**WHAT IS EXPECTED**.
Make an exact copy of the records, with the images left out.

[Extracted records]
┄┄┄┄┄┄┄┄┄┄┄┄┄┄┄┄┄┄┄┄
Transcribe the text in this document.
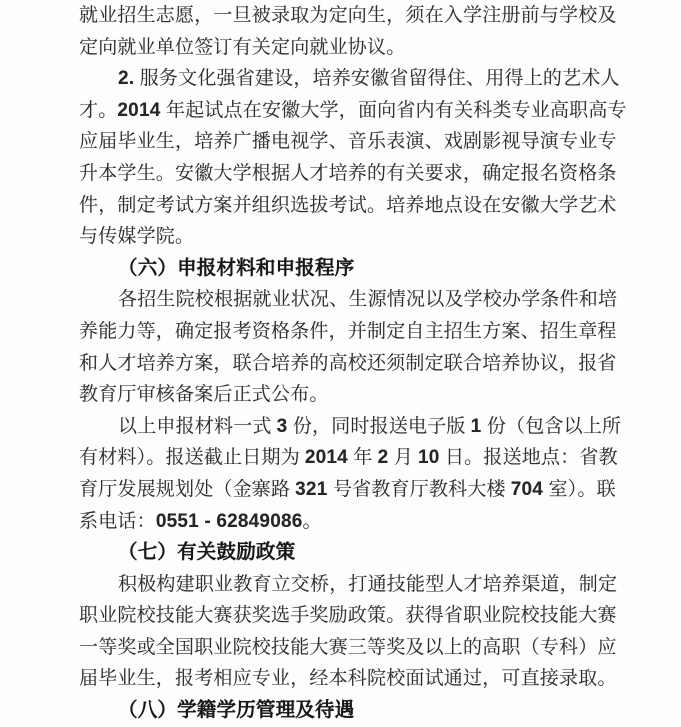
就业招生志愿，一旦被录取为定向生，须在入学注册前与学校及
定向就业单位签订有关定向就业协议。
2. 服务文化强省建设，培养安徽省留得住、用得上的艺术人
才。2014 年起试点在安徽大学，面向省内有关科类专业高职高专
应届毕业生，培养广播电视学、音乐表演、戏剧影视导演专业专
升本学生。安徽大学根据人才培养的有关要求，确定报名资格条
件，制定考试方案并组织选拔考试。培养地点设在安徽大学艺术
与传媒学院。
（六）申报材料和申报程序
各招生院校根据就业状况、生源情况以及学校办学条件和培
养能力等，确定报考资格条件，并制定自主招生方案、招生章程
和人才培养方案，联合培养的高校还须制定联合培养协议，报省
教育厅审核备案后正式公布。
以上申报材料一式 3 份，同时报送电子版 1 份（包含以上所
有材料）。报送截止日期为 2014 年 2 月 10 日。报送地点：省教
育厅发展规划处（金寨路 321 号省教育厅教科大楼 704 室）。联
系电话：0551 - 62849086。
（七）有关鼓励政策
积极构建职业教育立交桥，打通技能型人才培养渠道，制定
职业院校技能大赛获奖选手奖励政策。获得省职业院校技能大赛
一等奖或全国职业院校技能大赛三等奖及以上的高职（专科）应
届毕业生，报考相应专业，经本科院校面试通过，可直接录取。
（八）学籍学历管理及待遇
┄┄┄┄┄┄┄┄┄┄┄┄┄┄┄┄┄┄┄┄
**OUTPUT FOR THIS EXERCISE**.
Transcribe the text in this document.
就业招生志愿，一旦被录取为定向生，须在入学注册前与学校及
定向就业单位签订有关定向就业协议。
2. 服务文化强省建设，培养安徽省留得住、用得上的艺术人
才。2014 年起试点在安徽大学，面向省内有关科类专业高职高专
应届毕业生，培养广播电视学、音乐表演、戏剧影视导演专业专
升本学生。安徽大学根据人才培养的有关要求，确定报名资格条
件，制定考试方案并组织选拔考试。培养地点设在安徽大学艺术
与传媒学院。
（六）申报材料和申报程序
各招生院校根据就业状况、生源情况以及学校办学条件和培
养能力等，确定报考资格条件，并制定自主招生方案、招生章程
和人才培养方案，联合培养的高校还须制定联合培养协议，报省
教育厅审核备案后正式公布。
以上申报材料一式 3 份，同时报送电子版 1 份（包含以上所
有材料）。报送截止日期为 2014 年 2 月 10 日。报送地点：省教
育厅发展规划处（金寨路 321 号省教育厅教科大楼 704 室）。联
系电话：0551 - 62849086。
（七）有关鼓励政策
积极构建职业教育立交桥，打通技能型人才培养渠道，制定
职业院校技能大赛获奖选手奖励政策。获得省职业院校技能大赛
一等奖或全国职业院校技能大赛三等奖及以上的高职（专科）应
届毕业生，报考相应专业，经本科院校面试通过，可直接录取。
（八）学籍学历管理及待遇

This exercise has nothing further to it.